In the material below, find each line holding the string "pericolo" and copy it.

-------- ROWS --------

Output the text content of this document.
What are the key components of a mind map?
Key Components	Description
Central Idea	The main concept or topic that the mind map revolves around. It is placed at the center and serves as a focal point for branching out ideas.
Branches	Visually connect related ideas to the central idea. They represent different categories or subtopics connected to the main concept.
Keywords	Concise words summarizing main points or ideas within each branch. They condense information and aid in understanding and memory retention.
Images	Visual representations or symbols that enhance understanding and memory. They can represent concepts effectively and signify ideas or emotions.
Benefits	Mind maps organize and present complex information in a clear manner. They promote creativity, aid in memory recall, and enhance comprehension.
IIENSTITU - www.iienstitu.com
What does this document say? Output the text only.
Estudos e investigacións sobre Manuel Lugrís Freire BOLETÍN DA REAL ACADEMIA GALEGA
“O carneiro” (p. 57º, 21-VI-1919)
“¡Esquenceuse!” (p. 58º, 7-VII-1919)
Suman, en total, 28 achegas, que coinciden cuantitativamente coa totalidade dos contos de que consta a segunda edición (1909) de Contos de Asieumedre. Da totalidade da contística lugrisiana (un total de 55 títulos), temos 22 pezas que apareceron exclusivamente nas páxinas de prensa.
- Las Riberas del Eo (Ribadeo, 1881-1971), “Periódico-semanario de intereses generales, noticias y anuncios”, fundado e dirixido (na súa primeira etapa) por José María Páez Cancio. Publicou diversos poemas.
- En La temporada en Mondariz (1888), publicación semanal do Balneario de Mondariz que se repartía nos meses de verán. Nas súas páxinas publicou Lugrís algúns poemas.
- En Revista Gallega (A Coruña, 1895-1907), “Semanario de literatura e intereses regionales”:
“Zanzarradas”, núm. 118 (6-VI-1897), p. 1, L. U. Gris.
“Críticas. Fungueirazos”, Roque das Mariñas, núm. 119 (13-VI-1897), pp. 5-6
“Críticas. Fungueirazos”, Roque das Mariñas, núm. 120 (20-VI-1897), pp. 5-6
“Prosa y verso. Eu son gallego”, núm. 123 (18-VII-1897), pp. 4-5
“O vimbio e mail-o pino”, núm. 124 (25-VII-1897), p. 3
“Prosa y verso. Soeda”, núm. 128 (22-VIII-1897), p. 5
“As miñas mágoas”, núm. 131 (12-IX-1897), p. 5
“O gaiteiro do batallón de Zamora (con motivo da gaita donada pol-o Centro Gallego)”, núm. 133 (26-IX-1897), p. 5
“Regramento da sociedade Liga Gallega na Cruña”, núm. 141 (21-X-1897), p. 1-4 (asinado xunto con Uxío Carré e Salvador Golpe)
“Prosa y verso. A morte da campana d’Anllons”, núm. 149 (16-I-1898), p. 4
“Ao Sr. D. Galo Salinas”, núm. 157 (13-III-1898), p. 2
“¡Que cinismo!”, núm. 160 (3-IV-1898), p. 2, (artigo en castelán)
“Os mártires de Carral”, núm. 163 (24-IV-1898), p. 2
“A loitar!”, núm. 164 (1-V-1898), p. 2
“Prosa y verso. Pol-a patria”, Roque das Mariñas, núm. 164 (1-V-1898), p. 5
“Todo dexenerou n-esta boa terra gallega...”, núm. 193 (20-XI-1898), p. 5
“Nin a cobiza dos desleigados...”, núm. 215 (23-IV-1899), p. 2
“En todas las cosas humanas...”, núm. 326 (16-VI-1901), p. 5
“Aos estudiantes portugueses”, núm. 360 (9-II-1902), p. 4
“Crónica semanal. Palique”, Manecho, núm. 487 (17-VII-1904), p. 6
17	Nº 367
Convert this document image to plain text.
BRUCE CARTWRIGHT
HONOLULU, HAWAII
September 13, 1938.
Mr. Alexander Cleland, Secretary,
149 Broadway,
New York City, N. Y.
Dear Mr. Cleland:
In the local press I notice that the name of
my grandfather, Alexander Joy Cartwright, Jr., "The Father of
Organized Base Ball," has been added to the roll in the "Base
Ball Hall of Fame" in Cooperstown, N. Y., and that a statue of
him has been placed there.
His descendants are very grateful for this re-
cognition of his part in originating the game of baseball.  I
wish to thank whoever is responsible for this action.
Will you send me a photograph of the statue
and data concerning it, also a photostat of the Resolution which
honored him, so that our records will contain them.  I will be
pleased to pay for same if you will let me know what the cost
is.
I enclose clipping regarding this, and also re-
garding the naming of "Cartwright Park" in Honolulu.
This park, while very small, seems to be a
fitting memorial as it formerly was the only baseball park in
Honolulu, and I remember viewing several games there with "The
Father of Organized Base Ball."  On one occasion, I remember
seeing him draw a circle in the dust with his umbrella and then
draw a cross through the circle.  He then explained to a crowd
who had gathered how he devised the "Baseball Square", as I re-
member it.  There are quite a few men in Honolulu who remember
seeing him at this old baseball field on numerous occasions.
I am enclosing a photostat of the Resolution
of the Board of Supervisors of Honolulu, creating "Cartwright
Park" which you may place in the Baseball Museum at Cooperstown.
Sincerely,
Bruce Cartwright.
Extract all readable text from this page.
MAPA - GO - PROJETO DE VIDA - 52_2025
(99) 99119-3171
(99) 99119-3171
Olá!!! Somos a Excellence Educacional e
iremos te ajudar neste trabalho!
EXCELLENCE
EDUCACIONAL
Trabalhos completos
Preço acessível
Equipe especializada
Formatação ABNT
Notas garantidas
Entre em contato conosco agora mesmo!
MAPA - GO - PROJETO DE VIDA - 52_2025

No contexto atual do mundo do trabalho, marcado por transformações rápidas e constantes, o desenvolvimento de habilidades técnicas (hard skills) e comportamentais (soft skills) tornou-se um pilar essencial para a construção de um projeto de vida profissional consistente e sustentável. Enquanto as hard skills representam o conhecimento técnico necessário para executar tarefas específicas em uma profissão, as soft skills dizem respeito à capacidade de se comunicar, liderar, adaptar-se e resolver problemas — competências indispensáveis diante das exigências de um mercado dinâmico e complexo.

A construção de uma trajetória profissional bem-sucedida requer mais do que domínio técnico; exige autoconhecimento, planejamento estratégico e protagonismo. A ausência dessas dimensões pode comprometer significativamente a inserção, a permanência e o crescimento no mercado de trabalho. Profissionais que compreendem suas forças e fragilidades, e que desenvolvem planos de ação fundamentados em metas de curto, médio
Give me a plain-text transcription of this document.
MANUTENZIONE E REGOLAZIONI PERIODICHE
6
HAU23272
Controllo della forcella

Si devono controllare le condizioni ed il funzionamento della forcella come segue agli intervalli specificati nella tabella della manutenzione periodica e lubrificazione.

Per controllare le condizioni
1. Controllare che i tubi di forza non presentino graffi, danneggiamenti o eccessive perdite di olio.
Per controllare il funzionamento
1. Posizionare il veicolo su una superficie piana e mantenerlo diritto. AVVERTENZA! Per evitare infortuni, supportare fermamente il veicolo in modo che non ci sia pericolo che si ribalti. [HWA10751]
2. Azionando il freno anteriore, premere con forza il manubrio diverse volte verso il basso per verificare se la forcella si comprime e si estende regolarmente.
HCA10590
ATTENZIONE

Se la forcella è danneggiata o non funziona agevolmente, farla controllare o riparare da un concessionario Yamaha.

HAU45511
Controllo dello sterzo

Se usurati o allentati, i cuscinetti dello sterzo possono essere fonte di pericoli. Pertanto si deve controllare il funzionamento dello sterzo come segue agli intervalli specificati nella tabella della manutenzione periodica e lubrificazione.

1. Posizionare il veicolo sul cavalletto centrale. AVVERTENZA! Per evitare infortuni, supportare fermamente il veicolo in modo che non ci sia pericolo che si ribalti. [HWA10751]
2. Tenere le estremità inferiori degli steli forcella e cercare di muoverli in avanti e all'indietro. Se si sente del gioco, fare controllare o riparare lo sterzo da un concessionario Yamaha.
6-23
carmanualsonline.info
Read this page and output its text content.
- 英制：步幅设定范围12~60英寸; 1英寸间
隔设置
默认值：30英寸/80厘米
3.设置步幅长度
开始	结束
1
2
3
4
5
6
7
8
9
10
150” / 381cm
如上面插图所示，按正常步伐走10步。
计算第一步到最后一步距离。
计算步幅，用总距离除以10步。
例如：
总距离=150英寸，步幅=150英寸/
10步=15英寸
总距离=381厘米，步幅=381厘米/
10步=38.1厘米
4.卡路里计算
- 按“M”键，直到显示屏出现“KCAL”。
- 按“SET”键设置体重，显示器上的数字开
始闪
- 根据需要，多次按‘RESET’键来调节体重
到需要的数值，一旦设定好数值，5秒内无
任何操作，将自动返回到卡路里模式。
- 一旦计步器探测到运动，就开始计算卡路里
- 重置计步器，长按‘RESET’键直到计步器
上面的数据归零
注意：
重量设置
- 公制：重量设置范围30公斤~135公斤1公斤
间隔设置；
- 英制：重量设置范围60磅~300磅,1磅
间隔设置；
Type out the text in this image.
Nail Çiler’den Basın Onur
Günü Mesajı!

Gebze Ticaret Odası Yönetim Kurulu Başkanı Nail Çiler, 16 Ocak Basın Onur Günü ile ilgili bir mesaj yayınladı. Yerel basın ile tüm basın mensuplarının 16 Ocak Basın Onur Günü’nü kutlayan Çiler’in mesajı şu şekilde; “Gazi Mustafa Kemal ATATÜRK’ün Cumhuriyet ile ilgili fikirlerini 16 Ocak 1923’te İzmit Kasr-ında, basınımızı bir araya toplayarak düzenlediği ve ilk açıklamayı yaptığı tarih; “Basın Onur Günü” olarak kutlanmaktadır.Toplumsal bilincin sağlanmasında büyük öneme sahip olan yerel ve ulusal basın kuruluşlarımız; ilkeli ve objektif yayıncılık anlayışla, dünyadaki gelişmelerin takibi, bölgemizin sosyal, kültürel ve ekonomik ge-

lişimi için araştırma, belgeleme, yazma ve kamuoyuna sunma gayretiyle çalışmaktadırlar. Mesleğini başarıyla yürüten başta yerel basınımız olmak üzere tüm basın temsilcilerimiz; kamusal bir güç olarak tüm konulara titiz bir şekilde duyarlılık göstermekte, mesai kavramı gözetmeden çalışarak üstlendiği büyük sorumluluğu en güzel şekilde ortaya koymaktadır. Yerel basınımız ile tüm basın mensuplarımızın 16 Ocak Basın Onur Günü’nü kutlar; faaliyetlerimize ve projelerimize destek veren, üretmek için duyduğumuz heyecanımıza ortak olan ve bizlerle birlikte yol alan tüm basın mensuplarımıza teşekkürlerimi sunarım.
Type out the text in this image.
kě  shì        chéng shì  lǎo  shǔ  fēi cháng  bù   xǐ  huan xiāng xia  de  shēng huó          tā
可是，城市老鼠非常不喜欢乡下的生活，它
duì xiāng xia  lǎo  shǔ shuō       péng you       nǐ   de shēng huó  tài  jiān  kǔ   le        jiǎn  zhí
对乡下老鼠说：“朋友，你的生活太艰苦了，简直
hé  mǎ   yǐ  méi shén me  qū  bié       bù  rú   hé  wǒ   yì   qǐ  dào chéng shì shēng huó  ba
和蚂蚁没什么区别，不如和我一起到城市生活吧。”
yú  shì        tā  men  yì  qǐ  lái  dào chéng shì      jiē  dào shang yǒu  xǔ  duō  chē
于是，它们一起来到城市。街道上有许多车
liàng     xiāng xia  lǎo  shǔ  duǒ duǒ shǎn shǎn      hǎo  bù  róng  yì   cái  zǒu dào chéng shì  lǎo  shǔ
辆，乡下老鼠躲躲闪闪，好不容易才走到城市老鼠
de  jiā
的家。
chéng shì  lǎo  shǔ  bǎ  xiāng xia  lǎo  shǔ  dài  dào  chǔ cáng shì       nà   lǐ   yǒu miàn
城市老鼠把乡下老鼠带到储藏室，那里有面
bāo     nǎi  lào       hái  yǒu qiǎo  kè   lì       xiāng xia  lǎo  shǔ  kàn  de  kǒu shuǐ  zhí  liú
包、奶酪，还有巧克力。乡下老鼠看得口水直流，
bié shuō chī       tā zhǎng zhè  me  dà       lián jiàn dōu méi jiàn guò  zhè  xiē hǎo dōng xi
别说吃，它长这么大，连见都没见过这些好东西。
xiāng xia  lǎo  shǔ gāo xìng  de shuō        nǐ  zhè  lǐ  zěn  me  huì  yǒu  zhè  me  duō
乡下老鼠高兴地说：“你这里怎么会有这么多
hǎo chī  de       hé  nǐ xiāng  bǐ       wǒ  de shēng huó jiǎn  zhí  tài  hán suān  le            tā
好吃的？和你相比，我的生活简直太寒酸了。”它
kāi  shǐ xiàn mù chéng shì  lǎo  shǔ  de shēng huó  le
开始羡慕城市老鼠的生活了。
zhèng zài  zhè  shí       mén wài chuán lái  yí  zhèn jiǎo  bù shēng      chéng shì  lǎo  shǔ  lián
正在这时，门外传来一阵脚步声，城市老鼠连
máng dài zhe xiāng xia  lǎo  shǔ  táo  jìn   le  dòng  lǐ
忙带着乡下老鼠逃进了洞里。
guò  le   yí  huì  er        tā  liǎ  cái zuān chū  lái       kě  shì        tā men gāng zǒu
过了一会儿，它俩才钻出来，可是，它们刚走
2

--------

• [EXERCISE ANSWER]:
1. Posizionare il veicolo su una superficie piana e mantenerlo diritto. AVVERTENZA! Per evitare infortuni, supportare fermamente il veicolo in modo che non ci sia pericolo che si ribalti. [HWA10751]
1. Posizionare il veicolo sul cavalletto centrale. AVVERTENZA! Per evitare infortuni, supportare fermamente il veicolo in modo che non ci sia pericolo che si ribalti. [HWA10751]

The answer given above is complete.